(Dataset excerpt)
******************************

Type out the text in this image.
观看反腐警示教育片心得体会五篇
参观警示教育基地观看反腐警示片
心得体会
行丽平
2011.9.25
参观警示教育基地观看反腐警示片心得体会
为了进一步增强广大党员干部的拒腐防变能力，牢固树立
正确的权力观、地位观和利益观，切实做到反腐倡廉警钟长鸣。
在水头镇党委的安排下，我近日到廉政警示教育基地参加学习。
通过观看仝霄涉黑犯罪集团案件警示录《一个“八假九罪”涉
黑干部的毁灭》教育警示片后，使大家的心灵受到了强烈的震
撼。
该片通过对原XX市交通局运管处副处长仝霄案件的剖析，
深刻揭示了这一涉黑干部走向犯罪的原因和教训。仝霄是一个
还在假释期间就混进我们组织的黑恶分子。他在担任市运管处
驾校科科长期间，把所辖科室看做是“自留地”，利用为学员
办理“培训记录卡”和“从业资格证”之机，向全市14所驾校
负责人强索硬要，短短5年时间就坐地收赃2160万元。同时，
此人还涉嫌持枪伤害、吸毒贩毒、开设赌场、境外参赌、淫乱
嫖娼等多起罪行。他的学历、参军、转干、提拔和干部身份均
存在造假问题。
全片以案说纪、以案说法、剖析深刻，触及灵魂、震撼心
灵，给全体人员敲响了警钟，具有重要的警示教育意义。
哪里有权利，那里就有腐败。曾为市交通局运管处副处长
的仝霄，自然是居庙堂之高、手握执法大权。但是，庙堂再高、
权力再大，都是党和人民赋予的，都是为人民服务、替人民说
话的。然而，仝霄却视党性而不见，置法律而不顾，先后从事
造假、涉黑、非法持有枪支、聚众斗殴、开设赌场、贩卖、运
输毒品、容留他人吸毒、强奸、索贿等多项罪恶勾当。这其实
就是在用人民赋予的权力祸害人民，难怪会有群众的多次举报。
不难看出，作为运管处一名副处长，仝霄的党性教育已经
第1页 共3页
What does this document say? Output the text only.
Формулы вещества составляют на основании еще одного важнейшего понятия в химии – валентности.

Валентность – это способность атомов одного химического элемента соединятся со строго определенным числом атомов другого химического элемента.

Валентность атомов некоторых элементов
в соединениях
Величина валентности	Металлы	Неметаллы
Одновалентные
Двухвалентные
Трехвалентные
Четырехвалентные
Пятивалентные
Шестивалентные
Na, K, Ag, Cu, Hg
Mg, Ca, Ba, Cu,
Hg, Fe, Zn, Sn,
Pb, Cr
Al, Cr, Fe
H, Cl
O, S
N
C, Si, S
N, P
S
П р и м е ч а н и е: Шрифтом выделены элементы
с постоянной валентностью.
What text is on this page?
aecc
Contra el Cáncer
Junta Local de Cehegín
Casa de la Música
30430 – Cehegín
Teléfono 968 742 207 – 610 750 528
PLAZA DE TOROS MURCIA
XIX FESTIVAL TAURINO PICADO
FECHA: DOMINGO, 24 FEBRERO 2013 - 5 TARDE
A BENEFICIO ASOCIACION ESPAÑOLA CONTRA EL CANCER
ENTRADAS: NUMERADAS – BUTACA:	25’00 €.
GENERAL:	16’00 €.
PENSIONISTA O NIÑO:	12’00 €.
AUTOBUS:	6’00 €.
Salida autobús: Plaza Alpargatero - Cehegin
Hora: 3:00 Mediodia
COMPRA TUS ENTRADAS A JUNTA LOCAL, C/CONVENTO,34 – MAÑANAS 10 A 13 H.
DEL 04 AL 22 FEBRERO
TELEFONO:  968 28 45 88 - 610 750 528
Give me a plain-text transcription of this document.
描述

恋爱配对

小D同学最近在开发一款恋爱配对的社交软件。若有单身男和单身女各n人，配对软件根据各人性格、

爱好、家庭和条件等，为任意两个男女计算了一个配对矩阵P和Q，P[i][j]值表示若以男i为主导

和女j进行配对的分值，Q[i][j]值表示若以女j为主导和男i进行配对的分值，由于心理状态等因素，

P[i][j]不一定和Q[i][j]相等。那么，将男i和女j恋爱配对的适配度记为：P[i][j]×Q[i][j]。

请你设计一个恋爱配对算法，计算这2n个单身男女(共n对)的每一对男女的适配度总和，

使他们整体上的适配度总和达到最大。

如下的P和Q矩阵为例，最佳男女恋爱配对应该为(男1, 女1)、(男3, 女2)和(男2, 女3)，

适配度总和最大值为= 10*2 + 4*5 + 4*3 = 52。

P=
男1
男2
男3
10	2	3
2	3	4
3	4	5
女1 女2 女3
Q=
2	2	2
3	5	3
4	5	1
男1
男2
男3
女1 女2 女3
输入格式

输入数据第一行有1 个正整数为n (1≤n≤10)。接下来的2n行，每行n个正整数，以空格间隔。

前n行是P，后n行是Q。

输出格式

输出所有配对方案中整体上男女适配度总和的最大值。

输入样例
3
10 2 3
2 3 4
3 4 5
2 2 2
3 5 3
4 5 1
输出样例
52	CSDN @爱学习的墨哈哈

******************************

▸ The task
Report all lines of the data above that include the string "валентности".

▸ Task solution
Формулы вещества составляют на основании еще одного важнейшего понятия в химии – валентности.
Величина валентности	Металлы	Неметаллы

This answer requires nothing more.